INSTRUCTIONS TO FOLLOW
Pick every line with "icon" from the material below.

|---|

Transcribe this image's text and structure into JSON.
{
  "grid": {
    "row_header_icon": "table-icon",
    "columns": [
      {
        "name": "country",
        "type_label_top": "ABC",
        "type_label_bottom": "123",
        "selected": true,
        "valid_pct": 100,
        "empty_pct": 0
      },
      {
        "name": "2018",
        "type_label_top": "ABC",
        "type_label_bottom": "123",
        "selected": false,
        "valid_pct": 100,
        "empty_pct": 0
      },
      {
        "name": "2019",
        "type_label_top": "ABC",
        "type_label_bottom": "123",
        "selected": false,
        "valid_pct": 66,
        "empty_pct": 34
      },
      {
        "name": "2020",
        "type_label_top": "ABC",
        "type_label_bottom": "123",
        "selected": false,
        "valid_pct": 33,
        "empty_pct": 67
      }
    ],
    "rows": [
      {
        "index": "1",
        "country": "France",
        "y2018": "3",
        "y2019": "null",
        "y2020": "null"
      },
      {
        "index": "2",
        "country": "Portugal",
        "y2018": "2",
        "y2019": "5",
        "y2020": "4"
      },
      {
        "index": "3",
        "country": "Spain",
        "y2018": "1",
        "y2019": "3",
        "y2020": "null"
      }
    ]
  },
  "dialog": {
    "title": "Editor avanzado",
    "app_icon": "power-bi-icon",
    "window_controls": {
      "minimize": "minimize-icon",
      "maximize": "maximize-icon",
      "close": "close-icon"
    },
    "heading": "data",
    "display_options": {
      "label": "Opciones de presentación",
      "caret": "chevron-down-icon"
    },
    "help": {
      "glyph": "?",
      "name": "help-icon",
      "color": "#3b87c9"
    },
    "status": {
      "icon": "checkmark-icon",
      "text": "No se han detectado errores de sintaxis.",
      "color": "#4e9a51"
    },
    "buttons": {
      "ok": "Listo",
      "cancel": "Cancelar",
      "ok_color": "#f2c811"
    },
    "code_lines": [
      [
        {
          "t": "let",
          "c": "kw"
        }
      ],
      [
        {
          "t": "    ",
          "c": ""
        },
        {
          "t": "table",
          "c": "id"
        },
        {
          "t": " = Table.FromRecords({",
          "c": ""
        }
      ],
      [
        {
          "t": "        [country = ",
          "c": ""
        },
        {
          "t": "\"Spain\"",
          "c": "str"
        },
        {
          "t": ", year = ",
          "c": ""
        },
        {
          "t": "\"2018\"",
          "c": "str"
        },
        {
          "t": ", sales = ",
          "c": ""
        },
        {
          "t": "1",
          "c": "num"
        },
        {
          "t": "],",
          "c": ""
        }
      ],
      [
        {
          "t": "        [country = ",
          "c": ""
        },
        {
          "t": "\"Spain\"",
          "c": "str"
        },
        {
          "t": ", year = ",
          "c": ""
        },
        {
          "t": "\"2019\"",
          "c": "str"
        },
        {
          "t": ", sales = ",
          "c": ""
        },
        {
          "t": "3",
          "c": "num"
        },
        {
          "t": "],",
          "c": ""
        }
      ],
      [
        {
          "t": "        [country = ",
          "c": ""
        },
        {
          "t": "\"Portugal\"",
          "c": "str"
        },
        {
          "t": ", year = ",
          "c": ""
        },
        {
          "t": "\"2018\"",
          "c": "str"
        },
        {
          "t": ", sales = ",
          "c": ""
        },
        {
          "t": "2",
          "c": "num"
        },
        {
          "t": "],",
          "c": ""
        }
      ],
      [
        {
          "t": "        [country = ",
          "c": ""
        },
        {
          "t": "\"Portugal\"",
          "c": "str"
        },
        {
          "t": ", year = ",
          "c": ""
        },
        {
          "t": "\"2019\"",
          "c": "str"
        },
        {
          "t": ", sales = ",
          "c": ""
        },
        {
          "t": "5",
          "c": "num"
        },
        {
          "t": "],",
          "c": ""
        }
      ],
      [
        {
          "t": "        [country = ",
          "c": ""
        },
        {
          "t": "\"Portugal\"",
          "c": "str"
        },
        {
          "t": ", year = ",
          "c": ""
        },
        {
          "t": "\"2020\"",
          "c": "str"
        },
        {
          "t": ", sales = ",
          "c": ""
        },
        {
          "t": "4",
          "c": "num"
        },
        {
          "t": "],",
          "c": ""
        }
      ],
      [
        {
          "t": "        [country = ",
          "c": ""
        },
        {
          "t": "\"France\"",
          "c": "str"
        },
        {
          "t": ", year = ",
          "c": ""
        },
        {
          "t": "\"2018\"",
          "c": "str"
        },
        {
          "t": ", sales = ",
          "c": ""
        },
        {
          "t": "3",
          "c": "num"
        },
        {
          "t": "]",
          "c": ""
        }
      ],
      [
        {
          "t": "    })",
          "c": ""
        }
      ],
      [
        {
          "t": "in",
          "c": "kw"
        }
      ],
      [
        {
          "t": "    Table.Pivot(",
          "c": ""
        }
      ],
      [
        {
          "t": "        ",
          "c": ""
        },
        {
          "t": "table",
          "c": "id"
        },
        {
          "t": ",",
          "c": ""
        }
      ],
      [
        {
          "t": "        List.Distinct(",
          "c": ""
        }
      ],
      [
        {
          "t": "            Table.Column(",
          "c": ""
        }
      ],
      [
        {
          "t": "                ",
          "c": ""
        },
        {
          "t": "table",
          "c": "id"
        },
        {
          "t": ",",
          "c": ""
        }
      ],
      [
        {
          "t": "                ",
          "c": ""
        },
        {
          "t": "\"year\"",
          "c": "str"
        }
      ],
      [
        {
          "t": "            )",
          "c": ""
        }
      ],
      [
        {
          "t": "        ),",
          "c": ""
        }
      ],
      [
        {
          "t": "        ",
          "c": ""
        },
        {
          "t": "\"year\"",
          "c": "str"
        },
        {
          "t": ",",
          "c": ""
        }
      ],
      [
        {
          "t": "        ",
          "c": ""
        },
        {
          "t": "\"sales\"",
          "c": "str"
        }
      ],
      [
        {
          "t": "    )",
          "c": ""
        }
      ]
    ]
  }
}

|---|

THE RESPONSE
    "row_header_icon": "table-icon",
    "app_icon": "power-bi-icon",
      "minimize": "minimize-icon",
      "maximize": "maximize-icon",
      "close": "close-icon"
      "caret": "chevron-down-icon"
      "name": "help-icon",
      "icon": "checkmark-icon",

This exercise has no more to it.